> **Requirement**:
Return the number of lines that contain the word "talk", and return nothing else.

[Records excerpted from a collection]
--- --- ---

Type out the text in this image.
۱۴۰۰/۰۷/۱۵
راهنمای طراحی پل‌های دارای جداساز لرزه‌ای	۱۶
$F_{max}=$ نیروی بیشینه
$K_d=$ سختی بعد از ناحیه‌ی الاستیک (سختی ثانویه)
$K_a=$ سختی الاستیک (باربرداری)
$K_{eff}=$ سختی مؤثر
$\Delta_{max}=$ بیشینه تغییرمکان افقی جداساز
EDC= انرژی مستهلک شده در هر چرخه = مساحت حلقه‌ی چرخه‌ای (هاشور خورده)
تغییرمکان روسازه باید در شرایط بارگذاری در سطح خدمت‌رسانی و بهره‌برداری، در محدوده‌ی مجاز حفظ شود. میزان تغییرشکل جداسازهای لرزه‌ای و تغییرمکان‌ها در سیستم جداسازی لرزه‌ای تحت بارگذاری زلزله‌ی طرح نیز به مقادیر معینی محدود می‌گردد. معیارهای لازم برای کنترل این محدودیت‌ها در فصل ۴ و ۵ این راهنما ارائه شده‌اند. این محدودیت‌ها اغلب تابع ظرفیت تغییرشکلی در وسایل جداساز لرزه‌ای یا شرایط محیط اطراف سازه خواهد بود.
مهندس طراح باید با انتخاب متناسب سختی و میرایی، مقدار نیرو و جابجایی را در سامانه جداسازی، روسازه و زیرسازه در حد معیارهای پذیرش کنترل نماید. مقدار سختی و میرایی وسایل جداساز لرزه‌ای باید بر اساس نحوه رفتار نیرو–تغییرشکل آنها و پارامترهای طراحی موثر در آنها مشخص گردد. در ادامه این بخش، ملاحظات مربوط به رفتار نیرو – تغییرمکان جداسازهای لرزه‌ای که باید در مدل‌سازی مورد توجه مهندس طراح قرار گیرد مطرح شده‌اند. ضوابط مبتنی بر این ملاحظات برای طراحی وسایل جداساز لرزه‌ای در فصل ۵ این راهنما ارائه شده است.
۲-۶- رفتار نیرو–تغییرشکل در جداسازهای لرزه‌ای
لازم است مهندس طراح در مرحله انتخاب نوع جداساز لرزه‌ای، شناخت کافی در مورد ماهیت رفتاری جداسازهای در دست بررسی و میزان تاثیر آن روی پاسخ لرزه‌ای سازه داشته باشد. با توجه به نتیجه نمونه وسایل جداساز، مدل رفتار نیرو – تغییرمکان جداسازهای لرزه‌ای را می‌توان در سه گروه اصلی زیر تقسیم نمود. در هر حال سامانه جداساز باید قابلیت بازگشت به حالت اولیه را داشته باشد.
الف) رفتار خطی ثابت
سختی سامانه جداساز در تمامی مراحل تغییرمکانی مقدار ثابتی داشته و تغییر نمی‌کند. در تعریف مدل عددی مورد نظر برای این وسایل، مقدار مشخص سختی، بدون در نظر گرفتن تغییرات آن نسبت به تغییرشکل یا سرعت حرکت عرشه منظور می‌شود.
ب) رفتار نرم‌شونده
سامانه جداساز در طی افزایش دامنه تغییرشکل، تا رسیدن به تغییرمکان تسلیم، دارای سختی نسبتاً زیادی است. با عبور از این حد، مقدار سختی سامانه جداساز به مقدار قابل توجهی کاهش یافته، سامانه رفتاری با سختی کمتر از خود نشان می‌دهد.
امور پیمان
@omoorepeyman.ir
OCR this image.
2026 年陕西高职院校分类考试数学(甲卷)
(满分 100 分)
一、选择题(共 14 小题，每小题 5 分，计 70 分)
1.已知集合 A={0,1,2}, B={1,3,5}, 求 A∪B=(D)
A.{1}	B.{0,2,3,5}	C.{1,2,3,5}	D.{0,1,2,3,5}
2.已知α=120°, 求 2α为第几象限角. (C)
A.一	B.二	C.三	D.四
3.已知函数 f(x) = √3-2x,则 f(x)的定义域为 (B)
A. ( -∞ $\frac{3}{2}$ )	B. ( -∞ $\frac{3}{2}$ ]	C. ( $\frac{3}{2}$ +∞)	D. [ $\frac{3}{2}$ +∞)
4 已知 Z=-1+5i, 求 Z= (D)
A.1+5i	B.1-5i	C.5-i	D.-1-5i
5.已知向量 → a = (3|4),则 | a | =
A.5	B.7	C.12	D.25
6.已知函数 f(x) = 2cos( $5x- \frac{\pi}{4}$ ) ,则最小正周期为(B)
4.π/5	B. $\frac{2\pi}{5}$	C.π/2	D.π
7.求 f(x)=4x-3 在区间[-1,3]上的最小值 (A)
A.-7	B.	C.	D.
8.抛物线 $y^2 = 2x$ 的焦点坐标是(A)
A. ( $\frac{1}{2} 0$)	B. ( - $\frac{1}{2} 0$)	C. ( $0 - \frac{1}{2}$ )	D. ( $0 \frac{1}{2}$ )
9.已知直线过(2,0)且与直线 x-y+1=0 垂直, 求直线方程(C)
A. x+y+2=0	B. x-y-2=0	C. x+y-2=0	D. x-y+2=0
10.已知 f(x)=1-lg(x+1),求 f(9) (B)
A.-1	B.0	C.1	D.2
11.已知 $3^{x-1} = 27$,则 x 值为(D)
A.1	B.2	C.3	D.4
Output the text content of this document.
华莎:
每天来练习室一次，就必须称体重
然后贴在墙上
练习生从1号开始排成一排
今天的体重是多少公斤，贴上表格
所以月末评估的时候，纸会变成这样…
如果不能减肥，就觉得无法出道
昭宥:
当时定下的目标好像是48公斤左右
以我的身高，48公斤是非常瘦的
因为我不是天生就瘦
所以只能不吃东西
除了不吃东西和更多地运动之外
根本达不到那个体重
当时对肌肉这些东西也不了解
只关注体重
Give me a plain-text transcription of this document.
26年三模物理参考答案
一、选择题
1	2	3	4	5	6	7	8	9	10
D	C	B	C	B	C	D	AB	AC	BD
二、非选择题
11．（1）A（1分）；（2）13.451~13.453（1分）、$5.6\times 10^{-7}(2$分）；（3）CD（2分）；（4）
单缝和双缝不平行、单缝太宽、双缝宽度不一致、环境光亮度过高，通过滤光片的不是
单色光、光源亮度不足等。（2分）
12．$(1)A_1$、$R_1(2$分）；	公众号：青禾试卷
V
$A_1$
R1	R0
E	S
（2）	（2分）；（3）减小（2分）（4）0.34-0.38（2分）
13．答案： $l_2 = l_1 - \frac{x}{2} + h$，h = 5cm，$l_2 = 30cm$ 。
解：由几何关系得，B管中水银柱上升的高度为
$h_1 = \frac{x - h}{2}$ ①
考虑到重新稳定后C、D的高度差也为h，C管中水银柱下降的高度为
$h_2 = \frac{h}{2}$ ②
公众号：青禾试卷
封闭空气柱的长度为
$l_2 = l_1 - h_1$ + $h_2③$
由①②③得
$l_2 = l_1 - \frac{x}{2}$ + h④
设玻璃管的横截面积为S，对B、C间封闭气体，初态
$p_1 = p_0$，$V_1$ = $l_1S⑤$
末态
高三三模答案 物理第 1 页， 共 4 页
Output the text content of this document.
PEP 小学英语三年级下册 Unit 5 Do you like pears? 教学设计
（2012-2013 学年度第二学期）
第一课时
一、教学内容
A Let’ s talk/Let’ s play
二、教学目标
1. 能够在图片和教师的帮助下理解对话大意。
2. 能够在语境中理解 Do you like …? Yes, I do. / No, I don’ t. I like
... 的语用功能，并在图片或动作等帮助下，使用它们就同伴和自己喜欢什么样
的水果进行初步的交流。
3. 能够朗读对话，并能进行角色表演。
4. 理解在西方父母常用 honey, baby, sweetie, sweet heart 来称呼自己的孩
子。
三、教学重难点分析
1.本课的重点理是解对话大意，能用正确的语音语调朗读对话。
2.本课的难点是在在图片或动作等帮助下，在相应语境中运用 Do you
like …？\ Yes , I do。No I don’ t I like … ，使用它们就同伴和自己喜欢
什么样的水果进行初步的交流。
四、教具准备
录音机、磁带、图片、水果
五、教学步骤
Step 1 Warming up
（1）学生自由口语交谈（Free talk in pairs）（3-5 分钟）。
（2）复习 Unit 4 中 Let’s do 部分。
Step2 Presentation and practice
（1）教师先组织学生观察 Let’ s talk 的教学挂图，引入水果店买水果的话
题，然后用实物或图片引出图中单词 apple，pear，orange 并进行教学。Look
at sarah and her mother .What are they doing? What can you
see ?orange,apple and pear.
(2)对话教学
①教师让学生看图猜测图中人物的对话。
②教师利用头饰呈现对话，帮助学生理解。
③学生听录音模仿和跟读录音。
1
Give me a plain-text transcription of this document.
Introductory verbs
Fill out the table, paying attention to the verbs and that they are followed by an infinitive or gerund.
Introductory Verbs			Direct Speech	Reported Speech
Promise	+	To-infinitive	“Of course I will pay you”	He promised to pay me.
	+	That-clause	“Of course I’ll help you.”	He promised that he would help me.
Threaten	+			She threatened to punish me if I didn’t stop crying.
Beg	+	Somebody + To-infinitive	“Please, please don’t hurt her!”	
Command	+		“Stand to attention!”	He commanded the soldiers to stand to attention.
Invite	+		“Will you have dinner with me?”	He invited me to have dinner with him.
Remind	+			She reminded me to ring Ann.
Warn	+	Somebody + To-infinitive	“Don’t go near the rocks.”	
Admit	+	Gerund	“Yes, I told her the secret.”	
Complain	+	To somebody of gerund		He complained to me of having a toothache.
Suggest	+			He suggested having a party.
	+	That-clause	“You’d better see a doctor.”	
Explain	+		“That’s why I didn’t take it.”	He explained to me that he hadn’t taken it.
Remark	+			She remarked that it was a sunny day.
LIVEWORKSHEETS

--- --- ---

> **Response**:
3